A run of records:

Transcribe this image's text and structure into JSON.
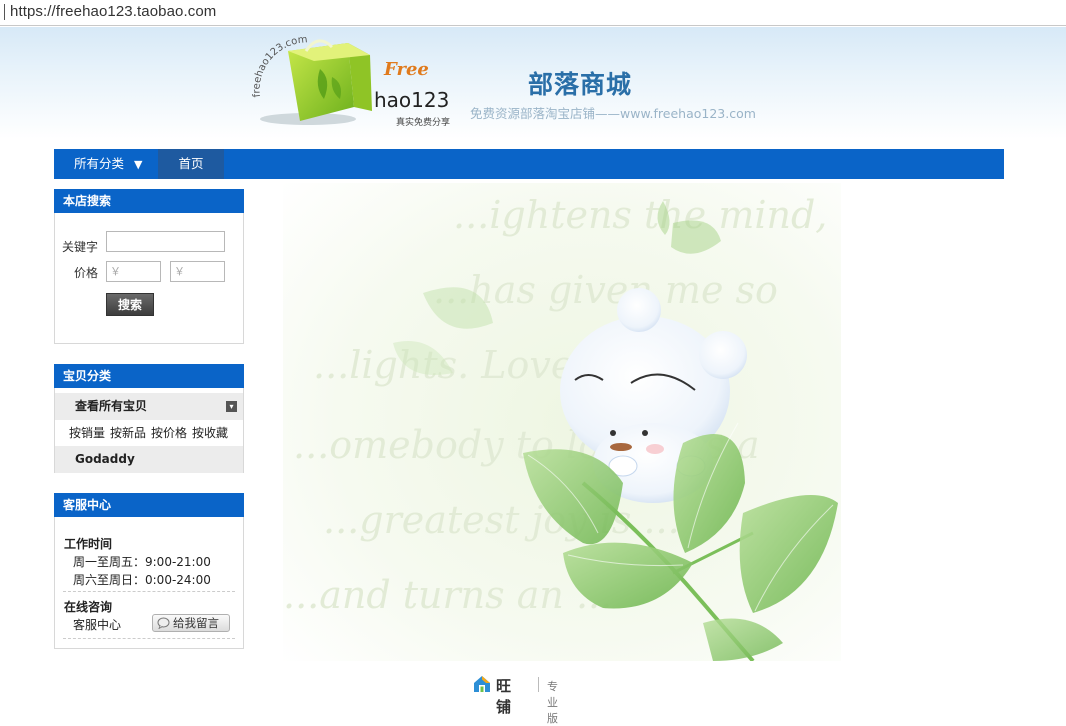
{
  "browser": {
    "url": "https://freehao123.taobao.com"
  },
  "header": {
    "logo": {
      "wordmark": "Free",
      "name": "hao123",
      "tagline": "真实免费分享",
      "arc_text": "freehao123.com"
    },
    "shop_name": "部落商城",
    "shop_slogan": "免费资源部落淘宝店铺——www.freehao123.com"
  },
  "nav": {
    "all_categories": "所有分类",
    "dropdown_icon": "triangle-down-icon",
    "home": "首页"
  },
  "search_panel": {
    "title": "本店搜索",
    "keyword_label": "关键字",
    "keyword_value": "",
    "price_label": "价格",
    "price_min_placeholder": "￥",
    "price_max_placeholder": "￥",
    "search_button": "搜索"
  },
  "category_panel": {
    "title": "宝贝分类",
    "view_all": "查看所有宝贝",
    "sorts": [
      "按销量",
      "按新品",
      "按价格",
      "按收藏"
    ],
    "categories": [
      "Godaddy"
    ]
  },
  "service_panel": {
    "title": "客服中心",
    "hours_heading": "工作时间",
    "weekday": "周一至周五：9:00-21:00",
    "weekend": "周六至周日：0:00-24:00",
    "online_heading": "在线咨询",
    "agent": "客服中心",
    "message_button": "给我留言"
  },
  "banner": {
    "script_lines": [
      "...ightens the mind,",
      "...has given me so",
      "...lights. Love ...",
      "...omebody to love ... s a",
      "...greatest joy is ...",
      "...and turns an ..."
    ]
  },
  "footer": {
    "brand": "旺铺",
    "edition": "专业版"
  },
  "colors": {
    "nav_blue": "#0a64c8",
    "nav_home": "#1e5aa0",
    "title_blue": "#2a6fa8",
    "leaf_green": "#8cc878"
  }
}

**Prompt**
Your copy of the data above should match it exactly, except that pictures are left out.

**Solution below**
Transcribe this image's text and structure into JSON.
{
  "browser": {
    "url": "https://freehao123.taobao.com"
  },
  "header": {
    "logo": {
      "wordmark": "Free",
      "name": "hao123",
      "tagline": "真实免费分享",
      "arc_text": "freehao123.com"
    },
    "shop_name": "部落商城",
    "shop_slogan": "免费资源部落淘宝店铺——www.freehao123.com"
  },
  "nav": {
    "all_categories": "所有分类",
    "dropdown_icon": "triangle-down-icon",
    "home": "首页"
  },
  "search_panel": {
    "title": "本店搜索",
    "keyword_label": "关键字",
    "keyword_value": "",
    "price_label": "价格",
    "price_min_placeholder": "￥",
    "price_max_placeholder": "￥",
    "search_button": "搜索"
  },
  "category_panel": {
    "title": "宝贝分类",
    "view_all": "查看所有宝贝",
    "sorts": [
      "按销量",
      "按新品",
      "按价格",
      "按收藏"
    ],
    "categories": [
      "Godaddy"
    ]
  },
  "service_panel": {
    "title": "客服中心",
    "hours_heading": "工作时间",
    "weekday": "周一至周五：9:00-21:00",
    "weekend": "周六至周日：0:00-24:00",
    "online_heading": "在线咨询",
    "agent": "客服中心",
    "message_button": "给我留言"
  },
  "banner": {
    "script_lines": [
      "...ightens the mind,",
      "...has given me so",
      "...lights. Love ...",
      "...omebody to love ... s a",
      "...greatest joy is ...",
      "...and turns an ..."
    ]
  },
  "footer": {
    "brand": "旺铺",
    "edition": "专业版"
  },
  "colors": {
    "nav_blue": "#0a64c8",
    "nav_home": "#1e5aa0",
    "title_blue": "#2a6fa8",
    "leaf_green": "#8cc878"
  }
}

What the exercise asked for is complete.